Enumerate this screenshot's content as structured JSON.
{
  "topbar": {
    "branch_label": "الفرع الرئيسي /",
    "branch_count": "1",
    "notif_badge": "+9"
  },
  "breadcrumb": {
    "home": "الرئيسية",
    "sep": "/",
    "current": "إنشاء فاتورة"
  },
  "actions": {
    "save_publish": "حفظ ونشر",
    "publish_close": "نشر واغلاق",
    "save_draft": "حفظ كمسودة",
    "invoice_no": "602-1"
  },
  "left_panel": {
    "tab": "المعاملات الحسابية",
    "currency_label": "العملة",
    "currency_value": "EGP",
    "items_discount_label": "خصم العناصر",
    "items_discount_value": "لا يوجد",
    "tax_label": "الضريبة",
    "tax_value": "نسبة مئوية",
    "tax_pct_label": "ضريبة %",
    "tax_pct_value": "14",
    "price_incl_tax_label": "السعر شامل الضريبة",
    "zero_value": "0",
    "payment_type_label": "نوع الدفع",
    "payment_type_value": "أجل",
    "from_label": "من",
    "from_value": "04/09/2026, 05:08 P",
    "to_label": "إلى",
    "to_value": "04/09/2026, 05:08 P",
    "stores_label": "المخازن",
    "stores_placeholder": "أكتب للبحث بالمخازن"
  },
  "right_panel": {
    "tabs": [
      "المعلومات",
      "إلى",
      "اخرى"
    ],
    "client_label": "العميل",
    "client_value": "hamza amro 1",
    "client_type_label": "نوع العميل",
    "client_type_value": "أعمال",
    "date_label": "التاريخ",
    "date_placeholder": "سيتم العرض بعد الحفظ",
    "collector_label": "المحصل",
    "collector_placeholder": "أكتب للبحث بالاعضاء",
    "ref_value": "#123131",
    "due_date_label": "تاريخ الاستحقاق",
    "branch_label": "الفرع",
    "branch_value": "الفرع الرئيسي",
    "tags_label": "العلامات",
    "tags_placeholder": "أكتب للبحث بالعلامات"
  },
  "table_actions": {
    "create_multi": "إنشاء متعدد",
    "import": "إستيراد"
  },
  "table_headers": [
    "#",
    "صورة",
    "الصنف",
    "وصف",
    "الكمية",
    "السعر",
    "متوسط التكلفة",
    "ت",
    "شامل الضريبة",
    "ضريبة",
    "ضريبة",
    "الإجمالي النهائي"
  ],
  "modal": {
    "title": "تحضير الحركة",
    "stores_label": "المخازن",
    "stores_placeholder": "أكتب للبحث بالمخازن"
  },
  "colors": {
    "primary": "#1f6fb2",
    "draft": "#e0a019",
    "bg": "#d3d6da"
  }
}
◇ ◇ ◇ ◇ ◇ ◇ ◇
◆ TASK DESCRIPTION ◆
Give back the whole listing, word for word.

◆ EXERCISE RESPONSE ◆
Enumerate this screenshot's content as structured JSON.
{
  "topbar": {
    "branch_label": "الفرع الرئيسي /",
    "branch_count": "1",
    "notif_badge": "+9"
  },
  "breadcrumb": {
    "home": "الرئيسية",
    "sep": "/",
    "current": "إنشاء فاتورة"
  },
  "actions": {
    "save_publish": "حفظ ونشر",
    "publish_close": "نشر واغلاق",
    "save_draft": "حفظ كمسودة",
    "invoice_no": "602-1"
  },
  "left_panel": {
    "tab": "المعاملات الحسابية",
    "currency_label": "العملة",
    "currency_value": "EGP",
    "items_discount_label": "خصم العناصر",
    "items_discount_value": "لا يوجد",
    "tax_label": "الضريبة",
    "tax_value": "نسبة مئوية",
    "tax_pct_label": "ضريبة %",
    "tax_pct_value": "14",
    "price_incl_tax_label": "السعر شامل الضريبة",
    "zero_value": "0",
    "payment_type_label": "نوع الدفع",
    "payment_type_value": "أجل",
    "from_label": "من",
    "from_value": "04/09/2026, 05:08 P",
    "to_label": "إلى",
    "to_value": "04/09/2026, 05:08 P",
    "stores_label": "المخازن",
    "stores_placeholder": "أكتب للبحث بالمخازن"
  },
  "right_panel": {
    "tabs": [
      "المعلومات",
      "إلى",
      "اخرى"
    ],
    "client_label": "العميل",
    "client_value": "hamza amro 1",
    "client_type_label": "نوع العميل",
    "client_type_value": "أعمال",
    "date_label": "التاريخ",
    "date_placeholder": "سيتم العرض بعد الحفظ",
    "collector_label": "المحصل",
    "collector_placeholder": "أكتب للبحث بالاعضاء",
    "ref_value": "#123131",
    "due_date_label": "تاريخ الاستحقاق",
    "branch_label": "الفرع",
    "branch_value": "الفرع الرئيسي",
    "tags_label": "العلامات",
    "tags_placeholder": "أكتب للبحث بالعلامات"
  },
  "table_actions": {
    "create_multi": "إنشاء متعدد",
    "import": "إستيراد"
  },
  "table_headers": [
    "#",
    "صورة",
    "الصنف",
    "وصف",
    "الكمية",
    "السعر",
    "متوسط التكلفة",
    "ت",
    "شامل الضريبة",
    "ضريبة",
    "ضريبة",
    "الإجمالي النهائي"
  ],
  "modal": {
    "title": "تحضير الحركة",
    "stores_label": "المخازن",
    "stores_placeholder": "أكتب للبحث بالمخازن"
  },
  "colors": {
    "primary": "#1f6fb2",
    "draft": "#e0a019",
    "bg": "#d3d6da"
  }
}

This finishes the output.